* **Task objective**: Report all lines holding "JSON".

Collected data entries
....

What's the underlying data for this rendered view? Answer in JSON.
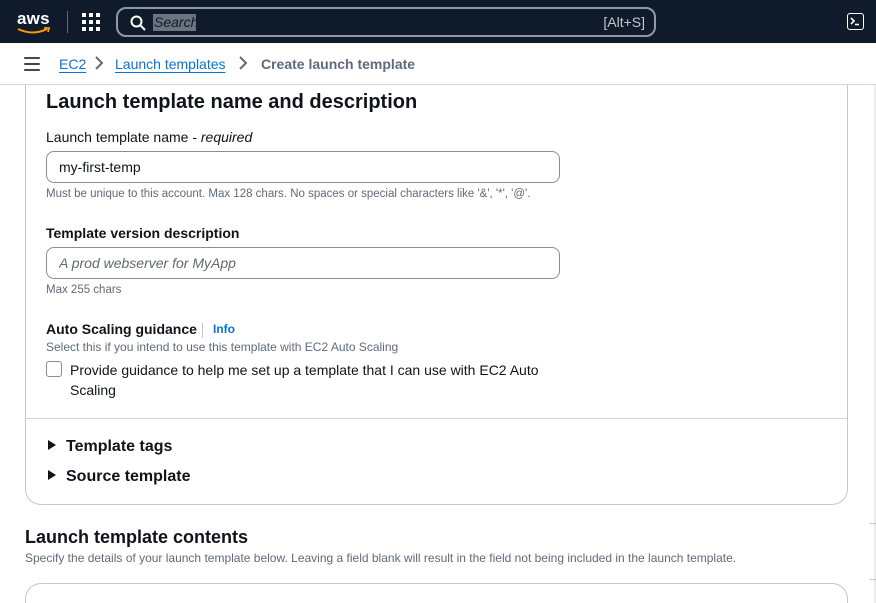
{
  "topnav": {
    "logo": "aws",
    "search_placeholder": "Search",
    "search_shortcut": "[Alt+S]"
  },
  "breadcrumb": {
    "items": [
      {
        "label": "EC2"
      },
      {
        "label": "Launch templates"
      },
      {
        "label": "Create launch template"
      }
    ]
  },
  "section1": {
    "title": "Launch template name and description",
    "name_label": "Launch template name - ",
    "name_label_required": "required",
    "name_value": "my-first-temp",
    "name_hint": "Must be unique to this account. Max 128 chars. No spaces or special characters like '&', '*', '@'.",
    "description_label": "Template version description",
    "description_placeholder": "A prod webserver for MyApp",
    "description_hint": "Max 255 chars",
    "asg_label": "Auto Scaling guidance",
    "asg_info": "Info",
    "asg_hint": "Select this if you intend to use this template with EC2 Auto Scaling",
    "asg_checkbox_label": "Provide guidance to help me set up a template that I can use with EC2 Auto Scaling",
    "asg_checked": false,
    "expanders": [
      {
        "label": "Template tags",
        "expanded": false
      },
      {
        "label": "Source template",
        "expanded": false
      }
    ]
  },
  "section2": {
    "title": "Launch template contents",
    "description": "Specify the details of your launch template below. Leaving a field blank will result in the field not being included in the launch template."
  },
  "colors": {
    "nav_bg": "#0f1b2a",
    "link": "#0972d3",
    "text": "#0f141a",
    "muted": "#5f6b7a"
  }
}
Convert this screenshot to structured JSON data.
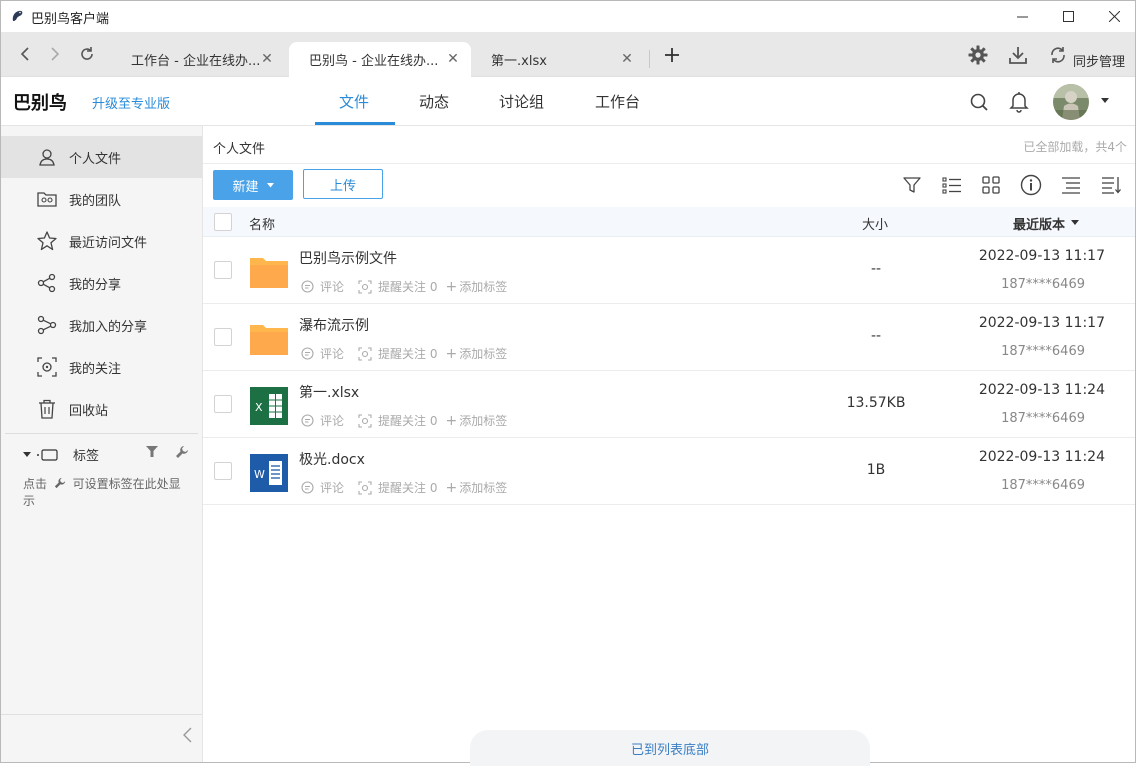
{
  "window": {
    "title": "巴别鸟客户端"
  },
  "tabs": [
    {
      "label": "工作台 - 企业在线办..."
    },
    {
      "label": "巴别鸟 - 企业在线办..."
    },
    {
      "label": "第一.xlsx"
    }
  ],
  "tabbar": {
    "sync_label": "同步管理"
  },
  "header": {
    "brand": "巴别鸟",
    "upgrade": "升级至专业版",
    "nav": [
      "文件",
      "动态",
      "讨论组",
      "工作台"
    ]
  },
  "sidebar": {
    "items": [
      {
        "label": "个人文件",
        "icon": "user-icon"
      },
      {
        "label": "我的团队",
        "icon": "team-folder-icon"
      },
      {
        "label": "最近访问文件",
        "icon": "star-icon"
      },
      {
        "label": "我的分享",
        "icon": "share-icon"
      },
      {
        "label": "我加入的分享",
        "icon": "joined-share-icon"
      },
      {
        "label": "我的关注",
        "icon": "focus-icon"
      },
      {
        "label": "回收站",
        "icon": "trash-icon"
      }
    ],
    "tags_label": "标签",
    "tags_help_prefix": "点击",
    "tags_help_suffix": "可设置标签在此处显示"
  },
  "main": {
    "breadcrumb": "个人文件",
    "loaded_info": "已全部加载，共4个",
    "new_button": "新建",
    "upload_button": "上传",
    "columns": {
      "name": "名称",
      "size": "大小",
      "version": "最近版本"
    },
    "actions": {
      "comment": "评论",
      "remind": "提醒关注 0",
      "add_tag": "添加标签"
    },
    "files": [
      {
        "name": "巴别鸟示例文件",
        "type": "folder",
        "size": "--",
        "date": "2022-09-13 11:17",
        "user": "187****6469"
      },
      {
        "name": "瀑布流示例",
        "type": "folder",
        "size": "--",
        "date": "2022-09-13 11:17",
        "user": "187****6469"
      },
      {
        "name": "第一.xlsx",
        "type": "excel",
        "size": "13.57KB",
        "date": "2022-09-13 11:24",
        "user": "187****6469"
      },
      {
        "name": "极光.docx",
        "type": "word",
        "size": "1B",
        "date": "2022-09-13 11:24",
        "user": "187****6469"
      }
    ],
    "end_of_list": "已到列表底部"
  },
  "colors": {
    "accent": "#2a8bd8",
    "new_button": "#4aa3e8",
    "folder": "#ffb74d",
    "excel": "#1d7044",
    "word": "#1e5ba8"
  }
}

....

* **Result of this exercise**:
What's the underlying data for this rendered view? Answer in JSON.
Convert this screenshot to structured JSON data.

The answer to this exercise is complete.